**Saved entries:**

----

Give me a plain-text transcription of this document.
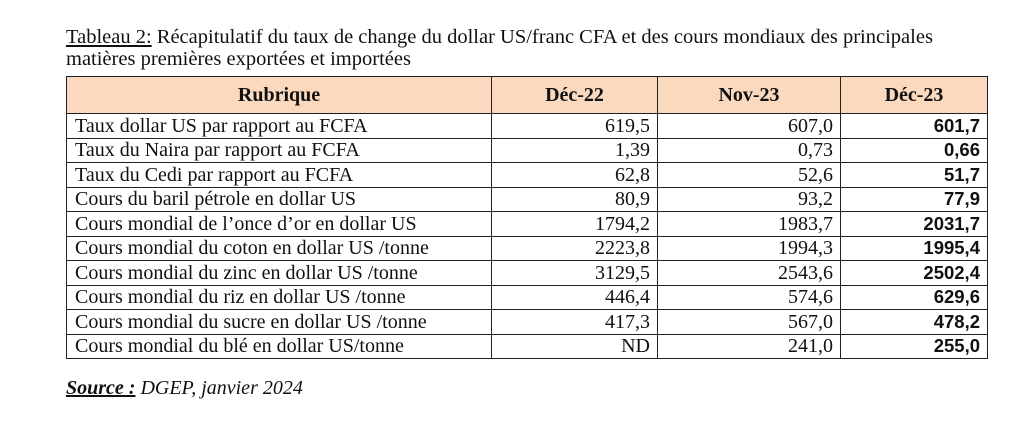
Tableau 2: Récapitulatif du taux de change du dollar US/franc CFA et des cours mondiaux des principales matières premières exportées et importées
Rubrique	Déc-22	Nov-23	Déc-23
Taux dollar US par rapport au FCFA	619,5	607,0	601,7
Taux du Naira par rapport au FCFA	1,39	0,73	0,66
Taux du Cedi par rapport au FCFA	62,8	52,6	51,7
Cours du baril pétrole en dollar US	80,9	93,2	77,9
Cours mondial de l’once d’or en dollar US	1794,2	1983,7	2031,7
Cours mondial du coton en dollar US /tonne	2223,8	1994,3	1995,4
Cours mondial du zinc en dollar US /tonne	3129,5	2543,6	2502,4
Cours mondial du riz en dollar US /tonne	446,4	574,6	629,6
Cours mondial du sucre en dollar US /tonne	417,3	567,0	478,2
Cours mondial du blé en dollar US/tonne	ND	241,0	255,0
Source : DGEP, janvier 2024
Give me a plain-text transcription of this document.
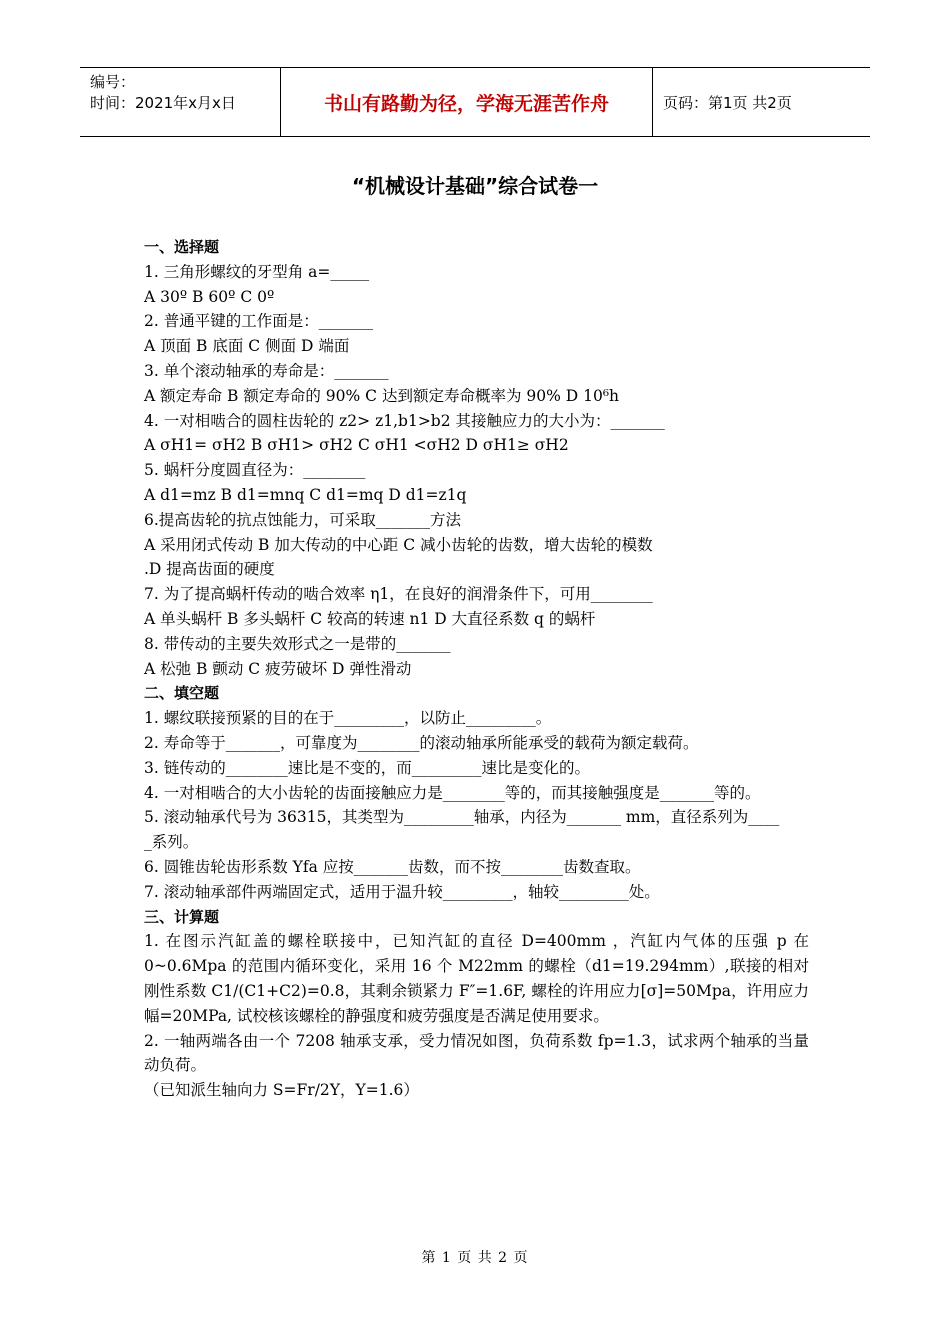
编号：
时间：2021年x月x日	书山有路勤为径，学海无涯苦作舟	页码：第1页 共2页
“机械设计基础”综合试卷一

一、选择题

1. 三角形螺纹的牙型角 a=_____

A 30º B 60º C 0º

2. 普通平键的工作面是：_______

A 顶面 B 底面 C 侧面 D 端面

3. 单个滚动轴承的寿命是：_______

A 额定寿命 B 额定寿命的 90% C 达到额定寿命概率为 90% D 10⁶h

4. 一对相啮合的圆柱齿轮的 z2> z1,b1>b2 其接触应力的大小为：_______

A σH1= σH2 B σH1> σH2 C σH1 <σH2 D σH1≥ σH2

5. 蜗杆分度圆直径为：________

A d1=mz B d1=mnq C d1=mq D d1=z1q

6.提高齿轮的抗点蚀能力，可采取_______方法

A 采用闭式传动 B 加大传动的中心距 C 减小齿轮的齿数，增大齿轮的模数

.D 提高齿面的硬度

7. 为了提高蜗杆传动的啮合效率 η1，在良好的润滑条件下，可用________

A 单头蜗杆 B 多头蜗杆 C 较高的转速 n1 D 大直径系数 q 的蜗杆

8. 带传动的主要失效形式之一是带的_______

A 松弛 B 颤动 C 疲劳破坏 D 弹性滑动

二、填空题

1. 螺纹联接预紧的目的在于_________，以防止_________。

2. 寿命等于_______，可靠度为________的滚动轴承所能承受的载荷为额定载荷。

3. 链传动的________速比是不变的，而_________速比是变化的。

4. 一对相啮合的大小齿轮的齿面接触应力是________等的，而其接触强度是_______等的。

5. 滚动轴承代号为 36315，其类型为_________轴承，内径为_______ mm，直径系列为____

_系列。

6. 圆锥齿轮齿形系数 Yfa 应按_______齿数，而不按________齿数查取。

7. 滚动轴承部件两端固定式，适用于温升较_________，轴较_________处。

三、计算题

1. 在图示汽缸盖的螺栓联接中，已知汽缸的直径 D=400mm ，汽缸内气体的压强 p 在 0~0.6Mpa 的范围内循环变化，采用 16 个 M22mm 的螺栓（d1=19.294mm）,联接的相对刚性系数 C1/(C1+C2)=0.8，其剩余锁紧力 F″=1.6F, 螺栓的许用应力[σ]=50Mpa，许用应力幅=20MPa, 试校核该螺栓的静强度和疲劳强度是否满足使用要求。

2. 一轴两端各由一个 7208 轴承支承，受力情况如图，负荷系数 fp=1.3，试求两个轴承的当量动负荷。

（已知派生轴向力 S=Fr/2Y，Y=1.6）

第 1 页 共 2 页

----

**What is needed:**
Copy all lines from the material that hold "mondial".

**Full answer:**
Cours mondial de l’once d’or en dollar US	1794,2	1983,7	2031,7
Cours mondial du coton en dollar US /tonne	2223,8	1994,3	1995,4
Cours mondial du zinc en dollar US /tonne	3129,5	2543,6	2502,4
Cours mondial du riz en dollar US /tonne	446,4	574,6	629,6
Cours mondial du sucre en dollar US /tonne	417,3	567,0	478,2
Cours mondial du blé en dollar US/tonne	ND	241,0	255,0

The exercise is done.